[Collected data entries]

------------

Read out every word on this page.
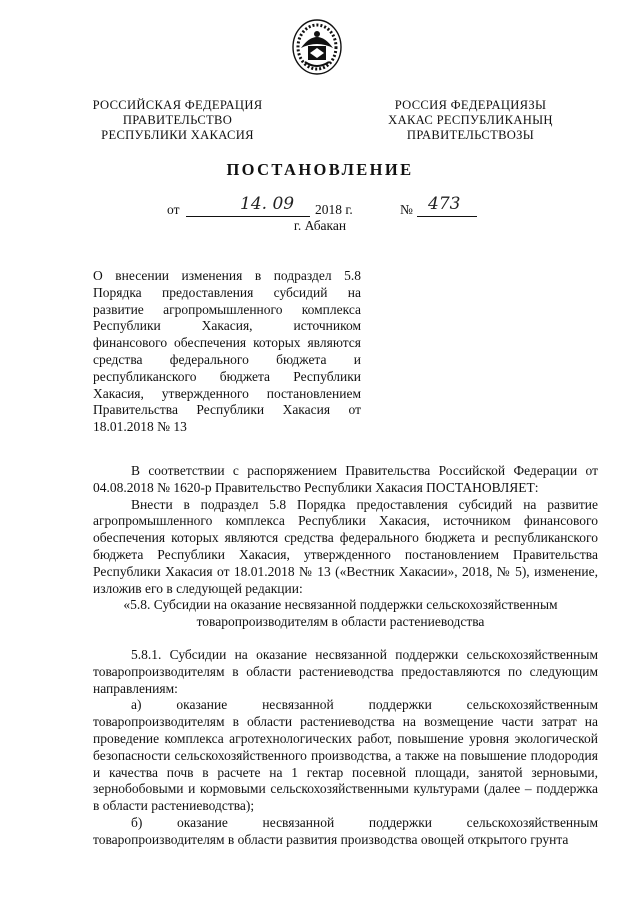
РОССИЙСКАЯ ФЕДЕРАЦИЯ
ПРАВИТЕЛЬСТВО
РЕСПУБЛИКИ ХАКАСИЯ
РОССИЯ ФЕДЕРАЦИЯЗЫ
ХАКАС РЕСПУБЛИКАНЫҢ
ПРАВИТЕЛЬСТВОЗЫ
ПОСТАНОВЛЕНИЕ
от	14. 09 2018 г.	№ 473
г. Абакан
О внесении изменения в подраздел 5.8 Порядка предоставления субсидий на развитие агропромышленного комплекса Республики Хакасия, источником финансового обеспечения которых являются средства федерального бюджета и республиканского бюджета Республики Хакасия, утвержденного постановлением Правительства Республики Хакасия от 18.01.2018 № 13

В соответствии с распоряжением Правительства Российской Федерации от 04.08.2018 № 1620-р Правительство Республики Хакасия ПОСТАНОВЛЯЕТ:

Внести в подраздел 5.8 Порядка предоставления субсидий на развитие агропромышленного комплекса Республики Хакасия, источником финансового обеспечения которых являются средства федерального бюджета и республиканского бюджета Республики Хакасия, утвержденного постановлением Правительства Республики Хакасия от 18.01.2018 № 13 («Вестник Хакасии», 2018, № 5), изменение, изложив его в следующей редакции:

«5.8. Субсидии на оказание несвязанной поддержки сельскохозяйственным товаропроизводителям в области растениеводства

5.8.1. Субсидии на оказание несвязанной поддержки сельскохозяйственным товаропроизводителям в области растениеводства предоставляются по следующим направлениям:

а) оказание несвязанной поддержки сельскохозяйственным товаропроизводителям в области растениеводства на возмещение части затрат на проведение комплекса агротехнологических работ, повышение уровня экологической безопасности сельскохозяйственного производства, а также на повышение плодородия и качества почв в расчете на 1 гектар посевной площади, занятой зерновыми, зернобобовыми и кормовыми сельскохозяйственными культурами (далее – поддержка в области растениеводства);

б) оказание несвязанной поддержки сельскохозяйственным товаропроизводителям в области развития производства овощей открытого грунта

------------

What you will do
Of the lines in the data, how many contain the word "Субсидии"? Provide the number and nothing further.

Result
2